Extracted data entries
* start *
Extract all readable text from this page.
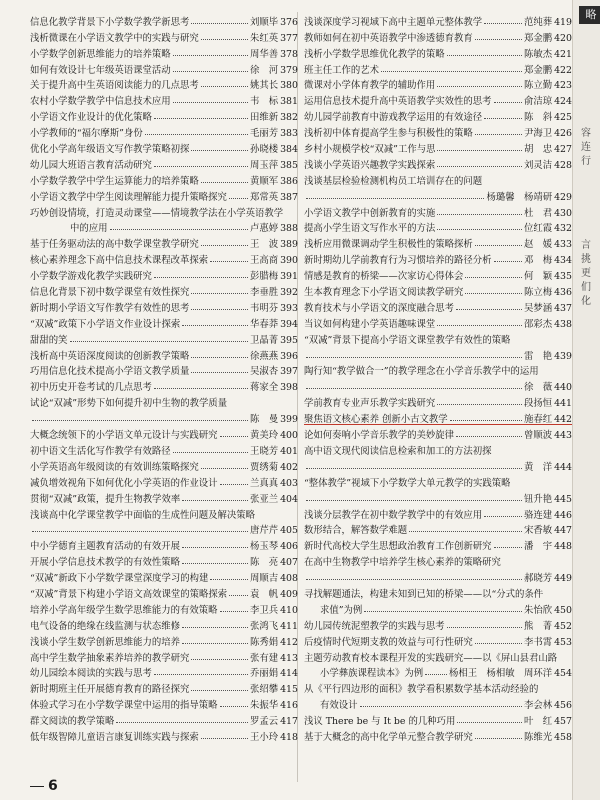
信息化教学背景下小学数学教学新思考	刘顺毕 376
浅析微课在小学语文教学中的实践与研究	朱红英 377
小学数学创新思维能力的培养策略	周华善 378
如何有效设计七年级英语课堂活动	徐　河 379
关于提升高中生英语阅读能力的几点思考	姚其长 380
农村小学数学教学中信息技术应用	韦　标 381
小学语文作业设计的优化策略	田维新 382
小学教师的“福尔摩斯”身份	毛丽芳 383
优化小学高年级语文写作教学策略初探	孙晓楼 384
幼儿园大班语言教育活动研究	周玉萍 385
小学数学教学中学生运算能力的培养策略	黄顺军 386
小学语文教学中学生阅读理解能力提升策略探究 郑常英 387
巧妙创设情境，打造灵动课堂——情境教学法在小学英语教学
中的应用	卢惠婷 388
基于任务驱动法的高中数学课堂教学研究	王　波 389
核心素养理念下高中信息技术课程改革探索	王高商 390
小学数学游戏化教学实践研究	彭腊梅 391
信息化背景下初中数学课堂有效性探究	李垂胜 392
新时期小学语文写作教学有效性的思考	韦明芬 393
“双减”政策下小学语文作业设计探索	华春莽 394
甜甜的笑	卫晶菁 395
浅析高中英语深度阅读的创新教学策略	徐燕燕 396
巧用信息化技术提高小学语文教学质量	吴淑杏 397
初中历史开卷考试的几点思考	蒋家全 398
试论“双减”形势下如何提升初中生物的教学质量
陈　曼 399
大概念统领下的小学语文单元设计与实践研究	黄美玲 400
初中语文生活化写作教学有效路径	王晓芳 401
小学英语高年级阅读的有效训练策略探究	贾绣菊 402
减负增效视角下如何优化小学英语的作业设计	兰真真 403
贯彻“双减”政策，提升生物教学效率	张亚兰 404
浅谈高中化学课堂教学中面临的生成性问题及解决策略
唐芹芹 405
中小学德育主题教育活动的有效开展	杨玉琴 406
开展小学信息技术教学的有效性策略	陈　亮 407
“双减”新政下小学数学课堂深度学习的构建	周顺吉 408
“双减”背景下构建小学语文高效课堂的策略探索 袁　帆 409
培养小学高年级学生数学思维能力的有效策略	李卫兵 410
电气设备的绝缘在线监测与状态维修	张鸿飞 411
浅谈小学生数学创新思维能力的培养	陈秀娟 412
高中学生数学抽象素养培养的教学研究	张有建 413
幼儿园绘本阅读的实践与思考	乔丽娟 414
新时期班主任开展德育教育的路径探究	张绍攀 415
体验式学习在小学数学课堂中运用的指导策略	朱振华 416
群文阅读的教学策略	罗孟云 417
低年级智障儿童语言康复训练实践与探索	王小玲 418
浅谈深度学习视域下高中主题单元整体教学	范纯葬 419
教师如何在初中英语教学中渗透德育教育	郑金鹏 420
浅析小学数学思维优化教学的策略	陈敏杰 421
班主任工作的艺术	郑金鹏 422
微课对小学体育教学的辅助作用	陈立勤 423
运用信息技术提升高中英语教学实效性的思考	俞洁琼 424
幼儿园学前教育中游戏教学运用的有效途径	陈　斜 425
浅析初中体育提高学生参与积极性的策略	尹海卫 426
乡村小规模学校“双减”工作与思	胡　忠 427
浅谈小学英语兴趣教学实践探索	刘灵洁 428
浅谈基层检验检测机构员工培训存在的问题
杨璐馨　杨靖研 429
小学语文教学中创新教育的实施	杜　君 430
提高小学生语文写作水平的方法	位红霞 432
浅析应用微课调动学生积极性的策略探析	赵　媛 433
新时期幼儿学前教育行为习惯培养的路径分析	邓　梅 434
情感是教育的桥梁——次家访心得体会	何　颖 435
生本教育理念下小学语文阅读教学研究	陈立梅 436
教育技术与小学语文的深度融合思考	吴梦涵 437
当议如何构建小学英语趣味课堂	邵彩杰 438
“双减”背景下提高小学语文课堂教学有效性的策略
雷　艳 439
陶行知“教学做合一”的教学理念在小学音乐教学中的运用
徐　薇 440
学前教育专业声乐教学实践研究	段扬恒 441
聚焦语文核心素养 创新小古文教学	施春红 442
论如何奏响小学音乐教学的美妙旋律	曾顺波 443
高中语文现代阅读信息检索和加工的方法初探
黄　洋 444
“整体教学”视域下小学数学大单元教学的实践策略
钮升艳 445
浅谈分层教学在初中数学教学中的有效应用	骆连建 446
数形结合，解答数学难题	宋香敏 447
新时代高校大学生思想政治教育工作创新研究	潘　宇 448
在高中生物教学中培养学生核心素养的策略研究
郝晓芳 449
寻找解题通法，构建未知到已知的桥梁——以“分式的条件
求值”为例	朱怡欣 450
幼儿园传统泥塑教学的实践与思考	熊　菁 452
后疫情时代短期支教的效益与可行性研究	李书霄 453
主题劳动教育校本课程开发的实践研究——以《屏山县君山路
小学彝族课程读本》为例	杨相王　杨相敏　周环洋 454
从《平行四边形的面积》教学看积累数学基本活动经验的
有效设计	李会林 456
浅议 There be 与 It be 的几种巧用	叶　红 457
基于大概念的高中化学单元整合教学研究	陈维光 458
6
略
容
连
行
言
挑
更
们
化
* end *
Aim of the task:
Reproduce the whole listing above word for word, but not its pictures.

Written solution:
Extract all readable text from this page.
信息化教学背景下小学数学教学新思考	刘顺毕 376
浅析微课在小学语文教学中的实践与研究	朱红英 377
小学数学创新思维能力的培养策略	周华善 378
如何有效设计七年级英语课堂活动	徐　河 379
关于提升高中生英语阅读能力的几点思考	姚其长 380
农村小学数学教学中信息技术应用	韦　标 381
小学语文作业设计的优化策略	田维新 382
小学教师的“福尔摩斯”身份	毛丽芳 383
优化小学高年级语文写作教学策略初探	孙晓楼 384
幼儿园大班语言教育活动研究	周玉萍 385
小学数学教学中学生运算能力的培养策略	黄顺军 386
小学语文教学中学生阅读理解能力提升策略探究 郑常英 387
巧妙创设情境，打造灵动课堂——情境教学法在小学英语教学
中的应用	卢惠婷 388
基于任务驱动法的高中数学课堂教学研究	王　波 389
核心素养理念下高中信息技术课程改革探索	王高商 390
小学数学游戏化教学实践研究	彭腊梅 391
信息化背景下初中数学课堂有效性探究	李垂胜 392
新时期小学语文写作教学有效性的思考	韦明芬 393
“双减”政策下小学语文作业设计探索	华春莽 394
甜甜的笑	卫晶菁 395
浅析高中英语深度阅读的创新教学策略	徐燕燕 396
巧用信息化技术提高小学语文教学质量	吴淑杏 397
初中历史开卷考试的几点思考	蒋家全 398
试论“双减”形势下如何提升初中生物的教学质量
陈　曼 399
大概念统领下的小学语文单元设计与实践研究	黄美玲 400
初中语文生活化写作教学有效路径	王晓芳 401
小学英语高年级阅读的有效训练策略探究	贾绣菊 402
减负增效视角下如何优化小学英语的作业设计	兰真真 403
贯彻“双减”政策，提升生物教学效率	张亚兰 404
浅谈高中化学课堂教学中面临的生成性问题及解决策略
唐芹芹 405
中小学德育主题教育活动的有效开展	杨玉琴 406
开展小学信息技术教学的有效性策略	陈　亮 407
“双减”新政下小学数学课堂深度学习的构建	周顺吉 408
“双减”背景下构建小学语文高效课堂的策略探索 袁　帆 409
培养小学高年级学生数学思维能力的有效策略	李卫兵 410
电气设备的绝缘在线监测与状态维修	张鸿飞 411
浅谈小学生数学创新思维能力的培养	陈秀娟 412
高中学生数学抽象素养培养的教学研究	张有建 413
幼儿园绘本阅读的实践与思考	乔丽娟 414
新时期班主任开展德育教育的路径探究	张绍攀 415
体验式学习在小学数学课堂中运用的指导策略	朱振华 416
群文阅读的教学策略	罗孟云 417
低年级智障儿童语言康复训练实践与探索	王小玲 418
浅谈深度学习视域下高中主题单元整体教学	范纯葬 419
教师如何在初中英语教学中渗透德育教育	郑金鹏 420
浅析小学数学思维优化教学的策略	陈敏杰 421
班主任工作的艺术	郑金鹏 422
微课对小学体育教学的辅助作用	陈立勤 423
运用信息技术提升高中英语教学实效性的思考	俞洁琼 424
幼儿园学前教育中游戏教学运用的有效途径	陈　斜 425
浅析初中体育提高学生参与积极性的策略	尹海卫 426
乡村小规模学校“双减”工作与思	胡　忠 427
浅谈小学英语兴趣教学实践探索	刘灵洁 428
浅谈基层检验检测机构员工培训存在的问题
杨璐馨　杨靖研 429
小学语文教学中创新教育的实施	杜　君 430
提高小学生语文写作水平的方法	位红霞 432
浅析应用微课调动学生积极性的策略探析	赵　媛 433
新时期幼儿学前教育行为习惯培养的路径分析	邓　梅 434
情感是教育的桥梁——次家访心得体会	何　颖 435
生本教育理念下小学语文阅读教学研究	陈立梅 436
教育技术与小学语文的深度融合思考	吴梦涵 437
当议如何构建小学英语趣味课堂	邵彩杰 438
“双减”背景下提高小学语文课堂教学有效性的策略
雷　艳 439
陶行知“教学做合一”的教学理念在小学音乐教学中的运用
徐　薇 440
学前教育专业声乐教学实践研究	段扬恒 441
聚焦语文核心素养 创新小古文教学	施春红 442
论如何奏响小学音乐教学的美妙旋律	曾顺波 443
高中语文现代阅读信息检索和加工的方法初探
黄　洋 444
“整体教学”视域下小学数学大单元教学的实践策略
钮升艳 445
浅谈分层教学在初中数学教学中的有效应用	骆连建 446
数形结合，解答数学难题	宋香敏 447
新时代高校大学生思想政治教育工作创新研究	潘　宇 448
在高中生物教学中培养学生核心素养的策略研究
郝晓芳 449
寻找解题通法，构建未知到已知的桥梁——以“分式的条件
求值”为例	朱怡欣 450
幼儿园传统泥塑教学的实践与思考	熊　菁 452
后疫情时代短期支教的效益与可行性研究	李书霄 453
主题劳动教育校本课程开发的实践研究——以《屏山县君山路
小学彝族课程读本》为例	杨相王　杨相敏　周环洋 454
从《平行四边形的面积》教学看积累数学基本活动经验的
有效设计	李会林 456
浅议 There be 与 It be 的几种巧用	叶　红 457
基于大概念的高中化学单元整合教学研究	陈维光 458
6
略
容
连
行
言
挑
更
们
化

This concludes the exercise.